> THE TASKS:
1. Retype the part of the power series thread starting with "at this point" and going on through "the right conclusion?".
2. Decide whether each statement below agrees with the power series thread, and answer yes or no with the deciding words quoted from it. (a) The poster finds a radius of convergence of 1. (b) The poster uses Leibniz's test for the case x=-1. (c) The poster is certain about the conclusion on the limit at x=-1.
3. Carry on the forum thread about the convergence set of the power series from the point where it stops.

Set of convergence of a Power series

[DottZakapa]

Homework Statement

Find convergence radius and set of convergence,

Relevant Equations

power series

given the following

$\sum_{n=0}^\infty n^2 x^n$

in order to find the radius of convergence i do as follows

$\lim_{n \rightarrow +\infty} \left |\sqrt [n]{n^2}\right|=1$

hence the radius of convergence is R=$\frac 1 1=1$

|x|<1

Now i have to verify how the series behaves at the extrema points of the convergence set.

for x=-1

$\sum_{n=0}^\infty n^2 (-1)^n$

at this point i should solve

$\lim_{n \rightarrow +\infty} {n^2} (-1)^n$

cannot apply leibniz because the $\lim_{n \rightarrow +\infty} {n^2}$ doesn't go to zero

I did not really understand how to handle the (-1)^n, normally such limit does not exists, is this the right conclusion?

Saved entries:

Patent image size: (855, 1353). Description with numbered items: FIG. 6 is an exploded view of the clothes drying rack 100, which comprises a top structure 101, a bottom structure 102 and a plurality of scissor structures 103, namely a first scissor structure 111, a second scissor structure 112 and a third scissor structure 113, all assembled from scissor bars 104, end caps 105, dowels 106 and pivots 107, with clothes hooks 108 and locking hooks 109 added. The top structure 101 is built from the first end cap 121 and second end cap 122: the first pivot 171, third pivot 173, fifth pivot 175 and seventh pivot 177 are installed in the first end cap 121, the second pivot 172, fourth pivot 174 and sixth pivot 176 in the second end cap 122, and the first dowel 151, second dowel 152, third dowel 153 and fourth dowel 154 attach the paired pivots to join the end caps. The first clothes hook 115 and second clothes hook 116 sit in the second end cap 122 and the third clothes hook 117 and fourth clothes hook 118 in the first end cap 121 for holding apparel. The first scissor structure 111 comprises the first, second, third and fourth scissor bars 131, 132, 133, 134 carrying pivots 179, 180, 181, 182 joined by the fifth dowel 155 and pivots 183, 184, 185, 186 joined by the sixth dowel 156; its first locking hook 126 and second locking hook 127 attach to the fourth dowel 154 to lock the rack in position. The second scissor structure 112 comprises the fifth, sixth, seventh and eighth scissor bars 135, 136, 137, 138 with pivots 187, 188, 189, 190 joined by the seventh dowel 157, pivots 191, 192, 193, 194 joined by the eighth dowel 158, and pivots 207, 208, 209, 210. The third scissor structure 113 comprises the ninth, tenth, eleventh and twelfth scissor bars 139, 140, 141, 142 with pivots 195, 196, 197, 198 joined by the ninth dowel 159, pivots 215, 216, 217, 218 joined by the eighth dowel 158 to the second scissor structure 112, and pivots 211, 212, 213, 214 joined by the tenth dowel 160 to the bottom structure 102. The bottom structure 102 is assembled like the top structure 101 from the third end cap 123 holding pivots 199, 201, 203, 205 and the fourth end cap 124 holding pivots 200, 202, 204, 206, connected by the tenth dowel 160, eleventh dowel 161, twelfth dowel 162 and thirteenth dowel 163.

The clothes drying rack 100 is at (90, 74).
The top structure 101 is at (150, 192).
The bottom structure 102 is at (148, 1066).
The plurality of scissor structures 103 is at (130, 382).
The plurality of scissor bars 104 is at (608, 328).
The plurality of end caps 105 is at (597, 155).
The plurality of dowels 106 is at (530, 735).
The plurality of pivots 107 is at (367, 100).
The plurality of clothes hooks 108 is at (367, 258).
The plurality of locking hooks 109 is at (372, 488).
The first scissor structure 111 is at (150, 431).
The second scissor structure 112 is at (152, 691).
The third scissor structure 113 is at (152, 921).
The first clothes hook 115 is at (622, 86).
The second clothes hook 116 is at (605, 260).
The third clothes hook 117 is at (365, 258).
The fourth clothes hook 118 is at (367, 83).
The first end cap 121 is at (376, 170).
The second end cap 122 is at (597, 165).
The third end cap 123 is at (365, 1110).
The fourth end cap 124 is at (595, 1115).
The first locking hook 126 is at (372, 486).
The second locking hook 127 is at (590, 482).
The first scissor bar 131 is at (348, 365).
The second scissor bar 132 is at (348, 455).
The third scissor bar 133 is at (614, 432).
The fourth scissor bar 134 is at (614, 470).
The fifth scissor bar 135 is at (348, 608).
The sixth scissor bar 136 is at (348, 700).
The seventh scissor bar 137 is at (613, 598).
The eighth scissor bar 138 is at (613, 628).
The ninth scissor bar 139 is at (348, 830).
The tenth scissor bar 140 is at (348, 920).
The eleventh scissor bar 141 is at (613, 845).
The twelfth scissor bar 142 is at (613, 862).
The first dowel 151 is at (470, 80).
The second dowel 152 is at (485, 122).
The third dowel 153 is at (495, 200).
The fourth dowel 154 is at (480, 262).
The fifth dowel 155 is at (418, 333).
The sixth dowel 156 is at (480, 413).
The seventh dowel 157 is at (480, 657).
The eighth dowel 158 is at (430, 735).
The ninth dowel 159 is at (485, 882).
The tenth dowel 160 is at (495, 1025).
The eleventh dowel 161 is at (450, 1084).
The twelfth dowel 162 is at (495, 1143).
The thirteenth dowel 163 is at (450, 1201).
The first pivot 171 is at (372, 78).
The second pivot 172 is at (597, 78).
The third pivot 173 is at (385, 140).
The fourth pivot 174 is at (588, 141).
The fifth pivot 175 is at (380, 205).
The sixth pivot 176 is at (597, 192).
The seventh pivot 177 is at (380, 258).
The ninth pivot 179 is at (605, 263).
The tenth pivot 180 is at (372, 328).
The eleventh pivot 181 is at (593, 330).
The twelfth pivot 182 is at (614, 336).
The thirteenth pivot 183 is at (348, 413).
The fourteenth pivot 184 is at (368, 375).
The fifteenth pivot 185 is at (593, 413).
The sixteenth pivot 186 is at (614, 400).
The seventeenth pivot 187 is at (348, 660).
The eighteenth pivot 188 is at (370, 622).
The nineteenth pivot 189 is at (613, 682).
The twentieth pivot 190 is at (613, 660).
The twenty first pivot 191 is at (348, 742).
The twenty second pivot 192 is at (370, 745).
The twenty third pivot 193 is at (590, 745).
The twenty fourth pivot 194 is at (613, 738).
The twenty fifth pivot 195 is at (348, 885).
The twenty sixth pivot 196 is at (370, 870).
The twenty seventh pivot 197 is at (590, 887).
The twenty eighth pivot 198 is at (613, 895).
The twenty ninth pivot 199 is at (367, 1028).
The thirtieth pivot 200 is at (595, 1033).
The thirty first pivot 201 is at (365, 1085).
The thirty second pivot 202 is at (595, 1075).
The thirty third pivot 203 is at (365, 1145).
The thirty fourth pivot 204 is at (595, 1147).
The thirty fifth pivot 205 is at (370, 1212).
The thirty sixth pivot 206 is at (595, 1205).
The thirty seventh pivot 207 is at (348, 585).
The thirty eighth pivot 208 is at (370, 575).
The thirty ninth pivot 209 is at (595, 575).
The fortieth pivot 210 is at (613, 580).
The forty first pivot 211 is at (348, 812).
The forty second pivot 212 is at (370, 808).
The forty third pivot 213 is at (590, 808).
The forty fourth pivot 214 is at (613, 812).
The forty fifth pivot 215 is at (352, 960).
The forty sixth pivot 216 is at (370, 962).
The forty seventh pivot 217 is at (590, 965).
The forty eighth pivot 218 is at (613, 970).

> FINAL ANSWERS:
1.
at this point i should solve

$\lim_{n \rightarrow +\infty} {n^2} (-1)^n$

cannot apply leibniz because the $\lim_{n \rightarrow +\infty} {n^2}$ doesn't go to zero

I did not really understand how to handle the (-1)^n, normally such limit does not exists, is this the right conclusion?

2.
(a) Yes: "hence the radius of convergence is R=$\frac 1 1=1$"
(b) No: "cannot apply leibniz because the $\lim_{n \rightarrow +\infty} {n^2}$ doesn't go to zero"
(c) No: "is this the right conclusion?"

3.
is it correct in certain other cases to consider leibniz if possible(according to the conditions of the theorem) or the absolute value of $a_n$ an then use the tests in order to check the convergence or divergence at such points?

 

[scottdave]

So you have some series where the sequence converges to zero, but the series (sum) diverges, like a Harmonic Series. An alternating harmonic sequence converges to zero as well. What can you say about your alternating sequence?

 

[Mark44]

Homework Statement:: Find convergence radius and set of convergence,
Relevant Equations:: power series

given the following

$\sum_{n=0}^\infty n^2 x^n$

in order to find the radius of convergence i do as follows

$\lim_{n \rightarrow +\infty} \left |\sqrt [n]{n^2}\right|=1$

This is a power series, so |x| should appear in the equation above.

hence the radius of convergence is R=$\frac 1 1=1$

|x|<1

Now i have to verify how the series behaves at the extrema points of the convergence set.

for x=-1

$\sum_{n=0}^\infty n^2 (-1)^n$

at this point i should solve

$\lim_{n \rightarrow +\infty} {n^2} (-1)^n$

cannot apply leibniz because the $\lim_{n \rightarrow +\infty} {n^2}$ doesn't go to zero

Your textbook should list the N-th Term Test for Divergence, which says that if the n-th term of a series isn't zero or doesn't exist, the series diverges.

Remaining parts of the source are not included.